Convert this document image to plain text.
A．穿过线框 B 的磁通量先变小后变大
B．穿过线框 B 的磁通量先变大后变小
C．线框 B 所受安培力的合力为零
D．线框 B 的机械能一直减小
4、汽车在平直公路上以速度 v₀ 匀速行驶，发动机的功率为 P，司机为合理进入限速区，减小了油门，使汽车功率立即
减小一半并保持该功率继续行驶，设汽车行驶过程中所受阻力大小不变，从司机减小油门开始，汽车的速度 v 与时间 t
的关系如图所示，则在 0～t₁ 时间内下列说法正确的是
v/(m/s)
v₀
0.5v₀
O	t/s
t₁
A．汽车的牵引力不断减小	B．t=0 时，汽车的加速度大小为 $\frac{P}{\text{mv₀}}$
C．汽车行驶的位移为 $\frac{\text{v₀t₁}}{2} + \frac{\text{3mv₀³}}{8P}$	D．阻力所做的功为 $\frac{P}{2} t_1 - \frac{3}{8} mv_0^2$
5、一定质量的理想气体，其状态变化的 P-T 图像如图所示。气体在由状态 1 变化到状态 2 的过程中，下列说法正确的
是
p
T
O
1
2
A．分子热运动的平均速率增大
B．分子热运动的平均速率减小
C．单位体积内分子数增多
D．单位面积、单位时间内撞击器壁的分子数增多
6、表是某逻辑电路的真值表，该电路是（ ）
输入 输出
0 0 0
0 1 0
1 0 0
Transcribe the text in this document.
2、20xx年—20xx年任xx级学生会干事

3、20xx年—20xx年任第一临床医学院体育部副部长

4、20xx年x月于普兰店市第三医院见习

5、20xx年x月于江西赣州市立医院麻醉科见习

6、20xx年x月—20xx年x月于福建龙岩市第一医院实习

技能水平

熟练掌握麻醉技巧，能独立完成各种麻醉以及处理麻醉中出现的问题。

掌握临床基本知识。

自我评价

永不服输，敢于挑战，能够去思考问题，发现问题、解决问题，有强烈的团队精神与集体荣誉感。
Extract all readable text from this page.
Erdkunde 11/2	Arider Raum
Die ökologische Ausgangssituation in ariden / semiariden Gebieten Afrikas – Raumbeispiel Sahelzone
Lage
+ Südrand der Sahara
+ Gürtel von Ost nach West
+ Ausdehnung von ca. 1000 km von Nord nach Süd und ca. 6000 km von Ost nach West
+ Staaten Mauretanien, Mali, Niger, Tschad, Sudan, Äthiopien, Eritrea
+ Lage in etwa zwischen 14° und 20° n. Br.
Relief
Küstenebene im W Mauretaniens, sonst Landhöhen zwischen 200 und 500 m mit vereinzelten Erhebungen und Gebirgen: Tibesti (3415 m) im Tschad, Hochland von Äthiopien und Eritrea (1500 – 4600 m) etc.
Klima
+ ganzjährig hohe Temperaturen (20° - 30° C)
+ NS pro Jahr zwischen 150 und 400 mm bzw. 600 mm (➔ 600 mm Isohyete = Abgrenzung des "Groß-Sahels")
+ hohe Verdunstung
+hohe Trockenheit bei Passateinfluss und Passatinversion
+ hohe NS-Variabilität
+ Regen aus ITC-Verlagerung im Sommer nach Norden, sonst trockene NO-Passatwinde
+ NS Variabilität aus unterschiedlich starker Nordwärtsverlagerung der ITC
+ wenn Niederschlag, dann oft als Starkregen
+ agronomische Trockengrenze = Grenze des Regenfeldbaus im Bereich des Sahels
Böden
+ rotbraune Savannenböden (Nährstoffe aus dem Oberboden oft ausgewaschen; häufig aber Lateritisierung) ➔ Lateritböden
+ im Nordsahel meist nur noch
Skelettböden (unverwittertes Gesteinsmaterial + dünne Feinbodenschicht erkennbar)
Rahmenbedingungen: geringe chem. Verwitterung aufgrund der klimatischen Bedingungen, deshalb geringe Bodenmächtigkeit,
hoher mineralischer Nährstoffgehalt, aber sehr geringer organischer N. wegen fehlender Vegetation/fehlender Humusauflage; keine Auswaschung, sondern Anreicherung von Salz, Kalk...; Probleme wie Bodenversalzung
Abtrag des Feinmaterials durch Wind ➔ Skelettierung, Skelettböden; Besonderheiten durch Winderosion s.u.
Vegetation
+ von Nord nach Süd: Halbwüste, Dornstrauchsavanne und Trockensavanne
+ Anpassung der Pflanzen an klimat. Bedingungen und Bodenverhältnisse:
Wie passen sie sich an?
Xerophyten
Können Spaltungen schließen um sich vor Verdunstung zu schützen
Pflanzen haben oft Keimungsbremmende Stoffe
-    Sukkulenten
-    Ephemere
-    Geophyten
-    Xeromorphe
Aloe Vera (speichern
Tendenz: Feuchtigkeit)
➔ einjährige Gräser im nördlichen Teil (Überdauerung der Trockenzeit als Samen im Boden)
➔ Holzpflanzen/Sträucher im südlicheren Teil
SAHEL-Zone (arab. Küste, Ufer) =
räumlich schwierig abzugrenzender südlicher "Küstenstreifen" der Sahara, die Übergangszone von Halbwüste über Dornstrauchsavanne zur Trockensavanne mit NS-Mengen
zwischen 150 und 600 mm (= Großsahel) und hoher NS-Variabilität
____________________
▶ _Your task_
Check all the records above and select each line where the string "Tschad" is found.

▶ _Answer for this exercise_
+ Staaten Mauretanien, Mali, Niger, Tschad, Sudan, Äthiopien, Eritrea
Küstenebene im W Mauretaniens, sonst Landhöhen zwischen 200 und 500 m mit vereinzelten Erhebungen und Gebirgen: Tibesti (3415 m) im Tschad, Hochland von Äthiopien und Eritrea (1500 – 4600 m) etc.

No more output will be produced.